— begin EXCERPTED DATA —

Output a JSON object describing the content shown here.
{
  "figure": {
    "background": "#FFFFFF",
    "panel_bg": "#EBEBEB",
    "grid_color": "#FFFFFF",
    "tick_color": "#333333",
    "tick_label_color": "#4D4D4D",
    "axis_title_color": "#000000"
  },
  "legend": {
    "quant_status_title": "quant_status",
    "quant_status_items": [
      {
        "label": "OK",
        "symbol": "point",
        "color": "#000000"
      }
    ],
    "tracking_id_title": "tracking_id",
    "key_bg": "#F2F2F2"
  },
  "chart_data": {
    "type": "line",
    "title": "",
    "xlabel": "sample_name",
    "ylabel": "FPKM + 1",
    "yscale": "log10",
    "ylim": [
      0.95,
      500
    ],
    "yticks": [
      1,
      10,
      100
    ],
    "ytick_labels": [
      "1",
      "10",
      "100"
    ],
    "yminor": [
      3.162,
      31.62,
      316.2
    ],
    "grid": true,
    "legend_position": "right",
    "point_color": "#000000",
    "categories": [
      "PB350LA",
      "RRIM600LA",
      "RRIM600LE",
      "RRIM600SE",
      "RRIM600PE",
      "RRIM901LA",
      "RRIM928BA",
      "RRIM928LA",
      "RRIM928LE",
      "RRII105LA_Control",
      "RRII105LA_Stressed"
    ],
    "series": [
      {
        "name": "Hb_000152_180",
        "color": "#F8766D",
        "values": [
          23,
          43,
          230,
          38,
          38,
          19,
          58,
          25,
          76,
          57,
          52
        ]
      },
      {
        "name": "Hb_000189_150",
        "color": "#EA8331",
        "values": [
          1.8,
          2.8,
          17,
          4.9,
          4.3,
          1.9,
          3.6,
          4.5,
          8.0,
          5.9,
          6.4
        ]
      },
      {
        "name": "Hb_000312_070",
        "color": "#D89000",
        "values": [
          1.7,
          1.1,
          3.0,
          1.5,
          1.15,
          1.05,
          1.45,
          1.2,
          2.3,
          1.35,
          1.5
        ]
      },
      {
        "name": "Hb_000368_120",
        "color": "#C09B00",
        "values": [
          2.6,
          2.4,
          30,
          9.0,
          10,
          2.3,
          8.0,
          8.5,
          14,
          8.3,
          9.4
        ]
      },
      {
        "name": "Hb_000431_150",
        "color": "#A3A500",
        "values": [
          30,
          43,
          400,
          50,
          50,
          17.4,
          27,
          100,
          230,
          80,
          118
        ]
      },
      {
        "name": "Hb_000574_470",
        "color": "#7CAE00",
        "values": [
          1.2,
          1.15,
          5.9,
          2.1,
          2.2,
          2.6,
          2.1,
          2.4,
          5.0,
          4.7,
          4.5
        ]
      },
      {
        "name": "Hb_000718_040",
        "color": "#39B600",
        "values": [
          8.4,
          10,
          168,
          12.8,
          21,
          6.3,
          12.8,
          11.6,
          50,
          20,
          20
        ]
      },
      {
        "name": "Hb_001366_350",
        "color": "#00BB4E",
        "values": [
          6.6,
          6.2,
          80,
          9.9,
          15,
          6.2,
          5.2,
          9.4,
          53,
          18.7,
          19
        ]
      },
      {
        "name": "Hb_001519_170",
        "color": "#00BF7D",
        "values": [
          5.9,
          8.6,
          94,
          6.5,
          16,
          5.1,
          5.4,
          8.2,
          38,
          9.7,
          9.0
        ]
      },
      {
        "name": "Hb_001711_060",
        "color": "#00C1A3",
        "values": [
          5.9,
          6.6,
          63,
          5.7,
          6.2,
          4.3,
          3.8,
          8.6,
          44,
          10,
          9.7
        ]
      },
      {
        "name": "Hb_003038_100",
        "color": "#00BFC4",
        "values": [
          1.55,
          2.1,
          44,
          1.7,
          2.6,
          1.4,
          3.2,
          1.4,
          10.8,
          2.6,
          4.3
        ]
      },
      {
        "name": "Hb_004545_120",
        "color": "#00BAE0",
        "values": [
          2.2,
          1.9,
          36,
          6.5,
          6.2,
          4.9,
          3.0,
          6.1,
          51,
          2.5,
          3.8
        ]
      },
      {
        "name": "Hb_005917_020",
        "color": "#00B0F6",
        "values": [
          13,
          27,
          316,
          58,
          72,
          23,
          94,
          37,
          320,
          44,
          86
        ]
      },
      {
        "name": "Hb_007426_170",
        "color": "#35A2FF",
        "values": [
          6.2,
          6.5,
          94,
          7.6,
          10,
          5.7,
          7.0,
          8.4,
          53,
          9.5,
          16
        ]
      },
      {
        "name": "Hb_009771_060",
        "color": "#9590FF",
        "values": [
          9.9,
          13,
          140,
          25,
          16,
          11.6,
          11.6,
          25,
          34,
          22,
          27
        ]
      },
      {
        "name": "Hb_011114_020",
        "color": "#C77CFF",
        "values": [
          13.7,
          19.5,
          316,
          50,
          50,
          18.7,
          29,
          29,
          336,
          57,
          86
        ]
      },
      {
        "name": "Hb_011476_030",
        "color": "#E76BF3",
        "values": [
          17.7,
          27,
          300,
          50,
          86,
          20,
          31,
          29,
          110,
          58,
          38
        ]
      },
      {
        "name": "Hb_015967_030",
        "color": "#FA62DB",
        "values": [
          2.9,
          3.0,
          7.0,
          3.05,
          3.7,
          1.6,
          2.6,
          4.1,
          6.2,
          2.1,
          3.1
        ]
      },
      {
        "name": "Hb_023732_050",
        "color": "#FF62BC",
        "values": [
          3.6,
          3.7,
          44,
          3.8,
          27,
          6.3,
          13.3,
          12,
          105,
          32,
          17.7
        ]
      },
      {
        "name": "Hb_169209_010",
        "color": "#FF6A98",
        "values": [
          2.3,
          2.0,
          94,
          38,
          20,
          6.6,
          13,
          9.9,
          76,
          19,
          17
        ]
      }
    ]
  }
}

— end EXCERPTED DATA —

■ TASK DETAILS ■
Quote each line of the listing above exactly.

■ RIGHT ANSWER ■
Output a JSON object describing the content shown here.
{
  "figure": {
    "background": "#FFFFFF",
    "panel_bg": "#EBEBEB",
    "grid_color": "#FFFFFF",
    "tick_color": "#333333",
    "tick_label_color": "#4D4D4D",
    "axis_title_color": "#000000"
  },
  "legend": {
    "quant_status_title": "quant_status",
    "quant_status_items": [
      {
        "label": "OK",
        "symbol": "point",
        "color": "#000000"
      }
    ],
    "tracking_id_title": "tracking_id",
    "key_bg": "#F2F2F2"
  },
  "chart_data": {
    "type": "line",
    "title": "",
    "xlabel": "sample_name",
    "ylabel": "FPKM + 1",
    "yscale": "log10",
    "ylim": [
      0.95,
      500
    ],
    "yticks": [
      1,
      10,
      100
    ],
    "ytick_labels": [
      "1",
      "10",
      "100"
    ],
    "yminor": [
      3.162,
      31.62,
      316.2
    ],
    "grid": true,
    "legend_position": "right",
    "point_color": "#000000",
    "categories": [
      "PB350LA",
      "RRIM600LA",
      "RRIM600LE",
      "RRIM600SE",
      "RRIM600PE",
      "RRIM901LA",
      "RRIM928BA",
      "RRIM928LA",
      "RRIM928LE",
      "RRII105LA_Control",
      "RRII105LA_Stressed"
    ],
    "series": [
      {
        "name": "Hb_000152_180",
        "color": "#F8766D",
        "values": [
          23,
          43,
          230,
          38,
          38,
          19,
          58,
          25,
          76,
          57,
          52
        ]
      },
      {
        "name": "Hb_000189_150",
        "color": "#EA8331",
        "values": [
          1.8,
          2.8,
          17,
          4.9,
          4.3,
          1.9,
          3.6,
          4.5,
          8.0,
          5.9,
          6.4
        ]
      },
      {
        "name": "Hb_000312_070",
        "color": "#D89000",
        "values": [
          1.7,
          1.1,
          3.0,
          1.5,
          1.15,
          1.05,
          1.45,
          1.2,
          2.3,
          1.35,
          1.5
        ]
      },
      {
        "name": "Hb_000368_120",
        "color": "#C09B00",
        "values": [
          2.6,
          2.4,
          30,
          9.0,
          10,
          2.3,
          8.0,
          8.5,
          14,
          8.3,
          9.4
        ]
      },
      {
        "name": "Hb_000431_150",
        "color": "#A3A500",
        "values": [
          30,
          43,
          400,
          50,
          50,
          17.4,
          27,
          100,
          230,
          80,
          118
        ]
      },
      {
        "name": "Hb_000574_470",
        "color": "#7CAE00",
        "values": [
          1.2,
          1.15,
          5.9,
          2.1,
          2.2,
          2.6,
          2.1,
          2.4,
          5.0,
          4.7,
          4.5
        ]
      },
      {
        "name": "Hb_000718_040",
        "color": "#39B600",
        "values": [
          8.4,
          10,
          168,
          12.8,
          21,
          6.3,
          12.8,
          11.6,
          50,
          20,
          20
        ]
      },
      {
        "name": "Hb_001366_350",
        "color": "#00BB4E",
        "values": [
          6.6,
          6.2,
          80,
          9.9,
          15,
          6.2,
          5.2,
          9.4,
          53,
          18.7,
          19
        ]
      },
      {
        "name": "Hb_001519_170",
        "color": "#00BF7D",
        "values": [
          5.9,
          8.6,
          94,
          6.5,
          16,
          5.1,
          5.4,
          8.2,
          38,
          9.7,
          9.0
        ]
      },
      {
        "name": "Hb_001711_060",
        "color": "#00C1A3",
        "values": [
          5.9,
          6.6,
          63,
          5.7,
          6.2,
          4.3,
          3.8,
          8.6,
          44,
          10,
          9.7
        ]
      },
      {
        "name": "Hb_003038_100",
        "color": "#00BFC4",
        "values": [
          1.55,
          2.1,
          44,
          1.7,
          2.6,
          1.4,
          3.2,
          1.4,
          10.8,
          2.6,
          4.3
        ]
      },
      {
        "name": "Hb_004545_120",
        "color": "#00BAE0",
        "values": [
          2.2,
          1.9,
          36,
          6.5,
          6.2,
          4.9,
          3.0,
          6.1,
          51,
          2.5,
          3.8
        ]
      },
      {
        "name": "Hb_005917_020",
        "color": "#00B0F6",
        "values": [
          13,
          27,
          316,
          58,
          72,
          23,
          94,
          37,
          320,
          44,
          86
        ]
      },
      {
        "name": "Hb_007426_170",
        "color": "#35A2FF",
        "values": [
          6.2,
          6.5,
          94,
          7.6,
          10,
          5.7,
          7.0,
          8.4,
          53,
          9.5,
          16
        ]
      },
      {
        "name": "Hb_009771_060",
        "color": "#9590FF",
        "values": [
          9.9,
          13,
          140,
          25,
          16,
          11.6,
          11.6,
          25,
          34,
          22,
          27
        ]
      },
      {
        "name": "Hb_011114_020",
        "color": "#C77CFF",
        "values": [
          13.7,
          19.5,
          316,
          50,
          50,
          18.7,
          29,
          29,
          336,
          57,
          86
        ]
      },
      {
        "name": "Hb_011476_030",
        "color": "#E76BF3",
        "values": [
          17.7,
          27,
          300,
          50,
          86,
          20,
          31,
          29,
          110,
          58,
          38
        ]
      },
      {
        "name": "Hb_015967_030",
        "color": "#FA62DB",
        "values": [
          2.9,
          3.0,
          7.0,
          3.05,
          3.7,
          1.6,
          2.6,
          4.1,
          6.2,
          2.1,
          3.1
        ]
      },
      {
        "name": "Hb_023732_050",
        "color": "#FF62BC",
        "values": [
          3.6,
          3.7,
          44,
          3.8,
          27,
          6.3,
          13.3,
          12,
          105,
          32,
          17.7
        ]
      },
      {
        "name": "Hb_169209_010",
        "color": "#FF6A98",
        "values": [
          2.3,
          2.0,
          94,
          38,
          20,
          6.6,
          13,
          9.9,
          76,
          19,
          17
        ]
      }
    ]
  }
}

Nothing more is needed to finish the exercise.